Restate the data exactly as given and keep the pictures out.

===

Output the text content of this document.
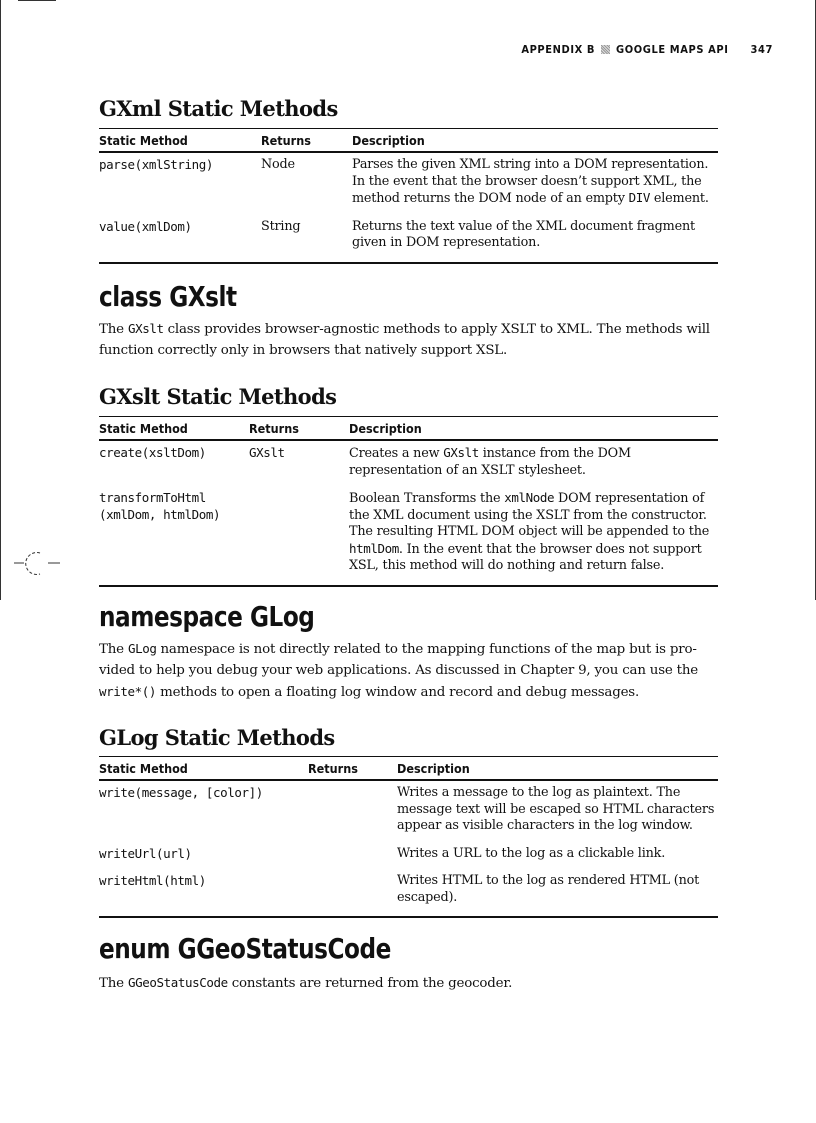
APPENDIX B GOOGLE MAPS API 347
GXml Static Methods
Static Method	Returns	Description
parse(xmlString)	Node	Parses the given XML string into a DOM representation. In the event that the browser doesn’t support XML, the method returns the DOM node of an empty DIV element.
value(xmlDom)	String	Returns the text value of the XML document fragment given in DOM representation.
class GXslt

The GXslt class provides browser-agnostic methods to apply XSLT to XML. The methods will function correctly only in browsers that natively support XSL.

GXslt Static Methods
Static Method	Returns	Description
create(xsltDom)	GXslt	Creates a new GXslt instance from the DOM representation of an XSLT stylesheet.
transformToHtml (xmlDom, htmlDom)		Boolean Transforms the xmlNode DOM representation of the XML document using the XSLT from the constructor. The resulting HTML DOM object will be appended to the htmlDom. In the event that the browser does not support XSL, this method will do nothing and return false.
namespace GLog

The GLog namespace is not directly related to the mapping functions of the map but is pro-vided to help you debug your web applications. As discussed in Chapter 9, you can use the write*() methods to open a floating log window and record and debug messages.

GLog Static Methods
Static Method	Returns	Description
write(message, [color])		Writes a message to the log as plaintext. The message text will be escaped so HTML characters appear as visible characters in the log window.
writeUrl(url)		Writes a URL to the log as a clickable link.
writeHtml(html)		Writes HTML to the log as rendered HTML (not escaped).
enum GGeoStatusCode

The GGeoStatusCode constants are returned from the geocoder.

===

*Solution to this problem*:
Output the text content of this document.
APPENDIX B GOOGLE MAPS API 347
GXml Static Methods
Static Method	Returns	Description
parse(xmlString)	Node	Parses the given XML string into a DOM representation. In the event that the browser doesn’t support XML, the method returns the DOM node of an empty DIV element.
value(xmlDom)	String	Returns the text value of the XML document fragment given in DOM representation.
class GXslt

The GXslt class provides browser-agnostic methods to apply XSLT to XML. The methods will function correctly only in browsers that natively support XSL.

GXslt Static Methods
Static Method	Returns	Description
create(xsltDom)	GXslt	Creates a new GXslt instance from the DOM representation of an XSLT stylesheet.
transformToHtml (xmlDom, htmlDom)		Boolean Transforms the xmlNode DOM representation of the XML document using the XSLT from the constructor. The resulting HTML DOM object will be appended to the htmlDom. In the event that the browser does not support XSL, this method will do nothing and return false.
namespace GLog

The GLog namespace is not directly related to the mapping functions of the map but is pro-vided to help you debug your web applications. As discussed in Chapter 9, you can use the write*() methods to open a floating log window and record and debug messages.

GLog Static Methods
Static Method	Returns	Description
write(message, [color])		Writes a message to the log as plaintext. The message text will be escaped so HTML characters appear as visible characters in the log window.
writeUrl(url)		Writes a URL to the log as a clickable link.
writeHtml(html)		Writes HTML to the log as rendered HTML (not escaped).
enum GGeoStatusCode

The GGeoStatusCode constants are returned from the geocoder.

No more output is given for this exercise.